* DESCRIPTION OF THE TASK
Can you copy out all the entries below with "setting-label" swapped for "setting-name", keeping everything else the same and leaving out the pictures?

* TASK INPUT
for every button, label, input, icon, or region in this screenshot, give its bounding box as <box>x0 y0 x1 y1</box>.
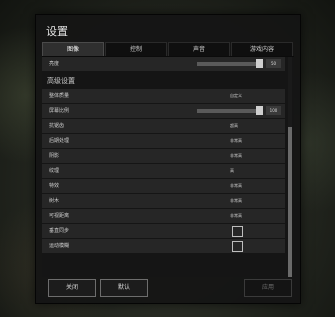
setting-row-screen-scale: 屏幕比例 100 <box>42 104 285 119</box>
setting-value: 高 <box>230 168 234 173</box>
setting-label: 整体质量 <box>49 93 70 99</box>
setting-label: 树木 <box>49 198 60 204</box>
setting-row-brightness: 亮度 50 <box>42 57 285 72</box>
setting-row-antialiasing[interactable]: 抗锯齿 超高 <box>42 119 285 134</box>
setting-row-trees[interactable]: 树木 非常高 <box>42 194 285 209</box>
brightness-value: 50 <box>266 59 281 68</box>
tab-game-content[interactable]: 游戏内容 <box>231 42 293 56</box>
tab-controls[interactable]: 控制 <box>105 42 167 56</box>
scrollbar-thumb[interactable] <box>288 127 292 277</box>
setting-label: 阴影 <box>49 153 60 159</box>
setting-row-textures[interactable]: 纹理 高 <box>42 164 285 179</box>
settings-window: 设置 图像 控制 声音 游戏内容 亮度 50 高级设置 整体质量 自定义 屏幕比… <box>35 14 301 304</box>
tab-bar: 图像 控制 声音 游戏内容 <box>42 42 294 57</box>
settings-list: 亮度 50 高级设置 整体质量 自定义 屏幕比例 100 抗锯齿 超高 后期处理… <box>42 57 294 277</box>
setting-value: 非常高 <box>230 198 242 203</box>
screen-scale-slider[interactable] <box>197 109 262 113</box>
section-title: 高级设置 <box>47 77 75 85</box>
vsync-checkbox[interactable] <box>232 226 243 237</box>
setting-value: 非常高 <box>230 213 242 218</box>
setting-row-motion-blur: 运动模糊 <box>42 239 285 254</box>
setting-row-vsync: 垂直同步 <box>42 224 285 239</box>
setting-value: 非常高 <box>230 138 242 143</box>
setting-label: 可视距离 <box>49 213 70 219</box>
setting-label: 运动模糊 <box>49 243 70 249</box>
setting-row-effects[interactable]: 特效 非常高 <box>42 179 285 194</box>
setting-value: 自定义 <box>230 93 242 98</box>
tab-graphics[interactable]: 图像 <box>42 42 104 56</box>
setting-label: 垂直同步 <box>49 228 70 234</box>
setting-label: 屏幕比例 <box>49 108 70 114</box>
setting-label: 亮度 <box>49 61 60 67</box>
close-button[interactable]: 关闭 <box>48 279 96 297</box>
setting-row-post-processing[interactable]: 后期处理 非常高 <box>42 134 285 149</box>
screen-scale-value: 100 <box>266 106 281 115</box>
setting-label: 抗锯齿 <box>49 123 65 129</box>
apply-button[interactable]: 应用 <box>244 279 292 297</box>
brightness-slider-thumb[interactable] <box>256 59 263 68</box>
setting-row-shadows[interactable]: 阴影 非常高 <box>42 149 285 164</box>
defaults-button[interactable]: 默认 <box>100 279 148 297</box>
setting-row-view-distance[interactable]: 可视距离 非常高 <box>42 209 285 224</box>
tab-sound[interactable]: 声音 <box>168 42 230 56</box>
setting-label: 特效 <box>49 183 60 189</box>
motion-blur-checkbox[interactable] <box>232 241 243 252</box>
setting-row-overall-quality[interactable]: 整体质量 自定义 <box>42 89 285 104</box>
scrollbar[interactable] <box>288 57 292 277</box>
screen-scale-slider-thumb[interactable] <box>256 106 263 115</box>
setting-value: 非常高 <box>230 153 242 158</box>
setting-value: 非常高 <box>230 183 242 188</box>
setting-label: 纹理 <box>49 168 60 174</box>
brightness-slider[interactable] <box>197 62 262 66</box>
setting-value: 超高 <box>230 123 238 128</box>
setting-label: 后期处理 <box>49 138 70 144</box>
window-title: 设置 <box>46 25 68 38</box>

* RESULT
for every button, label, input, icon, or region in this screenshot, give its bounding box as <box>x0 y0 x1 y1</box>.
setting-row-screen-scale: 屏幕比例 100 <box>42 104 285 119</box>
setting-value: 高 <box>230 168 234 173</box>
setting-name: 整体质量 <box>49 93 70 99</box>
setting-name: 树木 <box>49 198 60 204</box>
setting-row-brightness: 亮度 50 <box>42 57 285 72</box>
setting-row-antialiasing[interactable]: 抗锯齿 超高 <box>42 119 285 134</box>
setting-row-trees[interactable]: 树木 非常高 <box>42 194 285 209</box>
brightness-value: 50 <box>266 59 281 68</box>
tab-game-content[interactable]: 游戏内容 <box>231 42 293 56</box>
tab-controls[interactable]: 控制 <box>105 42 167 56</box>
scrollbar-thumb[interactable] <box>288 127 292 277</box>
setting-name: 阴影 <box>49 153 60 159</box>
setting-row-textures[interactable]: 纹理 高 <box>42 164 285 179</box>
settings-window: 设置 图像 控制 声音 游戏内容 亮度 50 高级设置 整体质量 自定义 屏幕比… <box>35 14 301 304</box>
tab-bar: 图像 控制 声音 游戏内容 <box>42 42 294 57</box>
settings-list: 亮度 50 高级设置 整体质量 自定义 屏幕比例 100 抗锯齿 超高 后期处理… <box>42 57 294 277</box>
setting-value: 非常高 <box>230 198 242 203</box>
screen-scale-slider[interactable] <box>197 109 262 113</box>
section-title: 高级设置 <box>47 77 75 85</box>
vsync-checkbox[interactable] <box>232 226 243 237</box>
setting-value: 非常高 <box>230 213 242 218</box>
setting-row-motion-blur: 运动模糊 <box>42 239 285 254</box>
setting-row-vsync: 垂直同步 <box>42 224 285 239</box>
setting-value: 非常高 <box>230 138 242 143</box>
setting-name: 可视距离 <box>49 213 70 219</box>
setting-name: 运动模糊 <box>49 243 70 249</box>
setting-row-effects[interactable]: 特效 非常高 <box>42 179 285 194</box>
setting-value: 自定义 <box>230 93 242 98</box>
tab-graphics[interactable]: 图像 <box>42 42 104 56</box>
setting-name: 垂直同步 <box>49 228 70 234</box>
setting-name: 屏幕比例 <box>49 108 70 114</box>
setting-name: 亮度 <box>49 61 60 67</box>
close-button[interactable]: 关闭 <box>48 279 96 297</box>
setting-row-post-processing[interactable]: 后期处理 非常高 <box>42 134 285 149</box>
screen-scale-value: 100 <box>266 106 281 115</box>
setting-name: 抗锯齿 <box>49 123 65 129</box>
apply-button[interactable]: 应用 <box>244 279 292 297</box>
brightness-slider-thumb[interactable] <box>256 59 263 68</box>
setting-row-shadows[interactable]: 阴影 非常高 <box>42 149 285 164</box>
defaults-button[interactable]: 默认 <box>100 279 148 297</box>
setting-row-view-distance[interactable]: 可视距离 非常高 <box>42 209 285 224</box>
tab-sound[interactable]: 声音 <box>168 42 230 56</box>
setting-name: 特效 <box>49 183 60 189</box>
motion-blur-checkbox[interactable] <box>232 241 243 252</box>
setting-row-overall-quality[interactable]: 整体质量 自定义 <box>42 89 285 104</box>
scrollbar[interactable] <box>288 57 292 277</box>
screen-scale-slider-thumb[interactable] <box>256 106 263 115</box>
setting-value: 非常高 <box>230 153 242 158</box>
setting-value: 非常高 <box>230 183 242 188</box>
setting-name: 纹理 <box>49 168 60 174</box>
brightness-slider[interactable] <box>197 62 262 66</box>
setting-value: 超高 <box>230 123 238 128</box>
setting-name: 后期处理 <box>49 138 70 144</box>
window-title: 设置 <box>46 25 68 38</box>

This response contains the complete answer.